▸ **Exercise brief**
Please write the listing below out again exactly, leaving every picture behind.

[Figure data in JSON]

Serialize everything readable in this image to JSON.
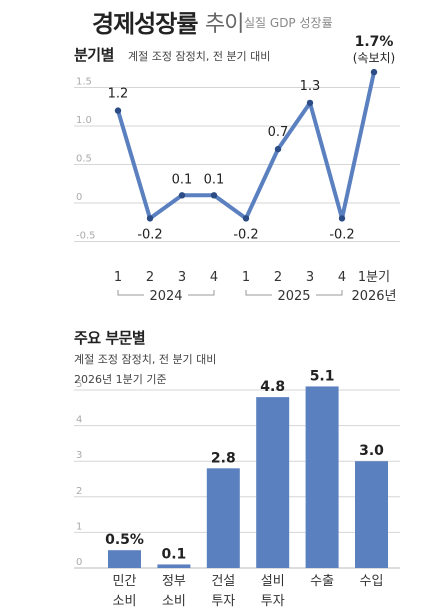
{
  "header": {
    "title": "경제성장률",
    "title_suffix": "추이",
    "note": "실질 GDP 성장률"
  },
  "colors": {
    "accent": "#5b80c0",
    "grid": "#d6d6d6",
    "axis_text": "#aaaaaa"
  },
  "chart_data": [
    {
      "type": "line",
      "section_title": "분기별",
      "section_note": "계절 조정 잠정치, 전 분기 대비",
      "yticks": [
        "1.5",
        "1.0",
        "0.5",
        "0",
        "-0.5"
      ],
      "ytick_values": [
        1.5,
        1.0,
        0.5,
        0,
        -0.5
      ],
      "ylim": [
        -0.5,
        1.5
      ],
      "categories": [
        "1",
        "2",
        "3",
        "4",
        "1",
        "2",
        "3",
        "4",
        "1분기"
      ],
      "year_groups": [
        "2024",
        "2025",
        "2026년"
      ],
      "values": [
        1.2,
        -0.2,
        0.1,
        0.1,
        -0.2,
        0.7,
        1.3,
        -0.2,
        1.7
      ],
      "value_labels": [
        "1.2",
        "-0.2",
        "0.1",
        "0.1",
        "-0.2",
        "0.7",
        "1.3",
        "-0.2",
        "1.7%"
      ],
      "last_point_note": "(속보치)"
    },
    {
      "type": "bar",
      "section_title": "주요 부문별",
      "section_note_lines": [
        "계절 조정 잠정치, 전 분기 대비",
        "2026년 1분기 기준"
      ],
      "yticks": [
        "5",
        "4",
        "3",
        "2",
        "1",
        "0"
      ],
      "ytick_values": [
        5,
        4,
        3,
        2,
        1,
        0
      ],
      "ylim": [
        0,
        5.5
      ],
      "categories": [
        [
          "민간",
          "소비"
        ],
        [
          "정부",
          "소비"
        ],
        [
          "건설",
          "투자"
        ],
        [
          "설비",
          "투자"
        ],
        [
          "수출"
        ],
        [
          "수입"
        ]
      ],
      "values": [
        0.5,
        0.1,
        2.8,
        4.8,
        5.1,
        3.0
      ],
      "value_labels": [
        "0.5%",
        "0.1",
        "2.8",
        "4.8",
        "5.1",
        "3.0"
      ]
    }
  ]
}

▸ **Response below**
Serialize everything readable in this image to JSON.
{
  "header": {
    "title": "경제성장률",
    "title_suffix": "추이",
    "note": "실질 GDP 성장률"
  },
  "colors": {
    "accent": "#5b80c0",
    "grid": "#d6d6d6",
    "axis_text": "#aaaaaa"
  },
  "chart_data": [
    {
      "type": "line",
      "section_title": "분기별",
      "section_note": "계절 조정 잠정치, 전 분기 대비",
      "yticks": [
        "1.5",
        "1.0",
        "0.5",
        "0",
        "-0.5"
      ],
      "ytick_values": [
        1.5,
        1.0,
        0.5,
        0,
        -0.5
      ],
      "ylim": [
        -0.5,
        1.5
      ],
      "categories": [
        "1",
        "2",
        "3",
        "4",
        "1",
        "2",
        "3",
        "4",
        "1분기"
      ],
      "year_groups": [
        "2024",
        "2025",
        "2026년"
      ],
      "values": [
        1.2,
        -0.2,
        0.1,
        0.1,
        -0.2,
        0.7,
        1.3,
        -0.2,
        1.7
      ],
      "value_labels": [
        "1.2",
        "-0.2",
        "0.1",
        "0.1",
        "-0.2",
        "0.7",
        "1.3",
        "-0.2",
        "1.7%"
      ],
      "last_point_note": "(속보치)"
    },
    {
      "type": "bar",
      "section_title": "주요 부문별",
      "section_note_lines": [
        "계절 조정 잠정치, 전 분기 대비",
        "2026년 1분기 기준"
      ],
      "yticks": [
        "5",
        "4",
        "3",
        "2",
        "1",
        "0"
      ],
      "ytick_values": [
        5,
        4,
        3,
        2,
        1,
        0
      ],
      "ylim": [
        0,
        5.5
      ],
      "categories": [
        [
          "민간",
          "소비"
        ],
        [
          "정부",
          "소비"
        ],
        [
          "건설",
          "투자"
        ],
        [
          "설비",
          "투자"
        ],
        [
          "수출"
        ],
        [
          "수입"
        ]
      ],
      "values": [
        0.5,
        0.1,
        2.8,
        4.8,
        5.1,
        3.0
      ],
      "value_labels": [
        "0.5%",
        "0.1",
        "2.8",
        "4.8",
        "5.1",
        "3.0"
      ]
    }
  ]
}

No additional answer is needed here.